• [Available records]:
• • • •
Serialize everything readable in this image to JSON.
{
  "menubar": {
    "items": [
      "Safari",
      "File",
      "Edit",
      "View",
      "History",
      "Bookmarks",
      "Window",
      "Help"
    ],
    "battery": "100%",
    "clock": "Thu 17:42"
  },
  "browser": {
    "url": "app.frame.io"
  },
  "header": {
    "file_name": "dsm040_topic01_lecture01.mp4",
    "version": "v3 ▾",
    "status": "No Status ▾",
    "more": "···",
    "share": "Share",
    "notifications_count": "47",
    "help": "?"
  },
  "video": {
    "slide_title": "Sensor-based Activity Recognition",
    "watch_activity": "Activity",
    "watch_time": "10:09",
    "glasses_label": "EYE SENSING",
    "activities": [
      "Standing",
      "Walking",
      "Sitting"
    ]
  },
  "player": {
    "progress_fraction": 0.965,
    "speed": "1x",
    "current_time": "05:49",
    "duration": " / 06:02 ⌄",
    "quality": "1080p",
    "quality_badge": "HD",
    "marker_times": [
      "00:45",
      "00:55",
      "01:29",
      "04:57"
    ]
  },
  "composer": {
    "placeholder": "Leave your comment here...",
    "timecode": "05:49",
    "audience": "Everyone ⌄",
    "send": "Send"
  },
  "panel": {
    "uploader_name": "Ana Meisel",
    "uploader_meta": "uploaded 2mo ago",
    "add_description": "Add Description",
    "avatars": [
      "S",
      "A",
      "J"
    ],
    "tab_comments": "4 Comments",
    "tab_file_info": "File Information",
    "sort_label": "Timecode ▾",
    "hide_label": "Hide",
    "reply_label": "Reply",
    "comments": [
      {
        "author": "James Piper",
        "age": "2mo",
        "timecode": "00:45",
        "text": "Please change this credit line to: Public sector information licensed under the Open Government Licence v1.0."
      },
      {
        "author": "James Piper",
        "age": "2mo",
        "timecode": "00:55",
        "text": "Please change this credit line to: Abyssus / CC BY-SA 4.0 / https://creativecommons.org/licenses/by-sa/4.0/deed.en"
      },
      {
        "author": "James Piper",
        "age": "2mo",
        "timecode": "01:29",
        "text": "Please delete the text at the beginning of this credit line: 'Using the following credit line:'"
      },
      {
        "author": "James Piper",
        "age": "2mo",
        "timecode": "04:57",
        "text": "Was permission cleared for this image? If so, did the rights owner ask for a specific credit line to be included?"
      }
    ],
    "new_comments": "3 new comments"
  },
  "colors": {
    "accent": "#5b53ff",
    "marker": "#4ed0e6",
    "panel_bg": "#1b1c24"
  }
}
• • • •
• [Problem requirements]:
In the records above, locate every line with the string "change" and copy it.

• [Task result]:
        "text": "Please change this credit line to: Public sector information licensed under the Open Government Licence v1.0."
        "text": "Please change this credit line to: Abyssus / CC BY-SA 4.0 / https://creativecommons.org/licenses/by-sa/4.0/deed.en"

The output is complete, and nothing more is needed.